● SET TASK
Retype every entry exactly, character for character.

======== RECORD SET

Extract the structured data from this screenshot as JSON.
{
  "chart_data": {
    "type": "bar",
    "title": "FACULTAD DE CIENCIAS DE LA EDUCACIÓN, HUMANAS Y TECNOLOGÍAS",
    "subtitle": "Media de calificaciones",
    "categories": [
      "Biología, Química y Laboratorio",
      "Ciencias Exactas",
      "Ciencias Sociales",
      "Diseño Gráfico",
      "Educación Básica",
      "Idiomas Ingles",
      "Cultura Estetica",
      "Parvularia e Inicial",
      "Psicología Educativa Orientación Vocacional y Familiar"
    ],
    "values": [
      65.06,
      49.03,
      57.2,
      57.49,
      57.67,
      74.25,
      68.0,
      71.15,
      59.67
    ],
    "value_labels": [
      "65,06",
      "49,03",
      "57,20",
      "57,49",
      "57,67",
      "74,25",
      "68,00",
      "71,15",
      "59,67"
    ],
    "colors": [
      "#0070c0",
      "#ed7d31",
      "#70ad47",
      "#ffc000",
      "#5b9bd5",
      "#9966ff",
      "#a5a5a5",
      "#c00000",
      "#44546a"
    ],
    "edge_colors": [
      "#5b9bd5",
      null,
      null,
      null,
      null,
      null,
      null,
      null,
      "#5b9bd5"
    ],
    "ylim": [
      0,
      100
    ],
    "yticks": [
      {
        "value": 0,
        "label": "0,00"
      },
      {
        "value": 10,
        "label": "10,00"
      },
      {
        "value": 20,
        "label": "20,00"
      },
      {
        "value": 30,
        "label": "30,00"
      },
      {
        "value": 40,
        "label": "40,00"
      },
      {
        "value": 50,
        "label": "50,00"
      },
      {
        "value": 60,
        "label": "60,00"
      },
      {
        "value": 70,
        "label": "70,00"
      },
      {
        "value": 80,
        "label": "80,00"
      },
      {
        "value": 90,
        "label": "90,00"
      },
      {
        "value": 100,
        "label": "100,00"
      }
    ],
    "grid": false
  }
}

================

● SOLUTION
Extract the structured data from this screenshot as JSON.
{
  "chart_data": {
    "type": "bar",
    "title": "FACULTAD DE CIENCIAS DE LA EDUCACIÓN, HUMANAS Y TECNOLOGÍAS",
    "subtitle": "Media de calificaciones",
    "categories": [
      "Biología, Química y Laboratorio",
      "Ciencias Exactas",
      "Ciencias Sociales",
      "Diseño Gráfico",
      "Educación Básica",
      "Idiomas Ingles",
      "Cultura Estetica",
      "Parvularia e Inicial",
      "Psicología Educativa Orientación Vocacional y Familiar"
    ],
    "values": [
      65.06,
      49.03,
      57.2,
      57.49,
      57.67,
      74.25,
      68.0,
      71.15,
      59.67
    ],
    "value_labels": [
      "65,06",
      "49,03",
      "57,20",
      "57,49",
      "57,67",
      "74,25",
      "68,00",
      "71,15",
      "59,67"
    ],
    "colors": [
      "#0070c0",
      "#ed7d31",
      "#70ad47",
      "#ffc000",
      "#5b9bd5",
      "#9966ff",
      "#a5a5a5",
      "#c00000",
      "#44546a"
    ],
    "edge_colors": [
      "#5b9bd5",
      null,
      null,
      null,
      null,
      null,
      null,
      null,
      "#5b9bd5"
    ],
    "ylim": [
      0,
      100
    ],
    "yticks": [
      {
        "value": 0,
        "label": "0,00"
      },
      {
        "value": 10,
        "label": "10,00"
      },
      {
        "value": 20,
        "label": "20,00"
      },
      {
        "value": 30,
        "label": "30,00"
      },
      {
        "value": 40,
        "label": "40,00"
      },
      {
        "value": 50,
        "label": "50,00"
      },
      {
        "value": 60,
        "label": "60,00"
      },
      {
        "value": 70,
        "label": "70,00"
      },
      {
        "value": 80,
        "label": "80,00"
      },
      {
        "value": 90,
        "label": "90,00"
      },
      {
        "value": 100,
        "label": "100,00"
      }
    ],
    "grid": false
  }
}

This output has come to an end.